Start MATERIAL FOR THIS EXERCISE
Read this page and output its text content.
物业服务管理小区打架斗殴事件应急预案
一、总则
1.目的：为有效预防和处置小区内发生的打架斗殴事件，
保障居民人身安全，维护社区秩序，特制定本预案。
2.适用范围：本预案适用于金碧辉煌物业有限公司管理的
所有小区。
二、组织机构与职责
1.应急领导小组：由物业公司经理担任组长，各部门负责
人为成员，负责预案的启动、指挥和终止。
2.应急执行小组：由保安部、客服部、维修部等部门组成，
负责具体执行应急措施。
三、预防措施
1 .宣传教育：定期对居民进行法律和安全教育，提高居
End MATERIAL FOR THIS EXERCISE
Start MATERIAL FOR THIS EXERCISE
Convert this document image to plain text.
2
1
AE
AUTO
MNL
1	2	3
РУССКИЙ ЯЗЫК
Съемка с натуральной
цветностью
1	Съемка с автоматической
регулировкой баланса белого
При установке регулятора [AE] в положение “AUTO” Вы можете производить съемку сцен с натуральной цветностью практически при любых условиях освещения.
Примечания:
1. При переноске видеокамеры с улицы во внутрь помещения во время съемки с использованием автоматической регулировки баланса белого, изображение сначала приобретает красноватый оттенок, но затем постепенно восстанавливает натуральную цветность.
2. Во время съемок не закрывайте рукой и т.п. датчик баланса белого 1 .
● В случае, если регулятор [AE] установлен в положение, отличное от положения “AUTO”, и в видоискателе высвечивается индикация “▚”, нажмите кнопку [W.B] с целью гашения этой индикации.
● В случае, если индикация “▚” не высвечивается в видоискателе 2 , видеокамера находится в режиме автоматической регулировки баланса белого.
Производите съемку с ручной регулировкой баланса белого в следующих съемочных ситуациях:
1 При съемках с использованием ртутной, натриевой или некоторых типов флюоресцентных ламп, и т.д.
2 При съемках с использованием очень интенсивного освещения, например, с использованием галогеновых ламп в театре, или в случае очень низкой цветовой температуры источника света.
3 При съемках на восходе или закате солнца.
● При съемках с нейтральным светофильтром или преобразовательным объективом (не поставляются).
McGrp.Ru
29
End MATERIAL FOR THIS EXERCISE
:: SHORT EXERCISE ::
Copy each line above where the string "если" occurs.

:: EXERCISE ANSWER ::
● В случае, если регулятор [AE] установлен в положение, отличное от положения “AUTO”, и в видоискателе высвечивается индикация “▚”, нажмите кнопку [W.B] с целью гашения этой индикации.
● В случае, если индикация “▚” не высвечивается в видоискателе 2 , видеокамера находится в режиме автоматической регулировки баланса белого.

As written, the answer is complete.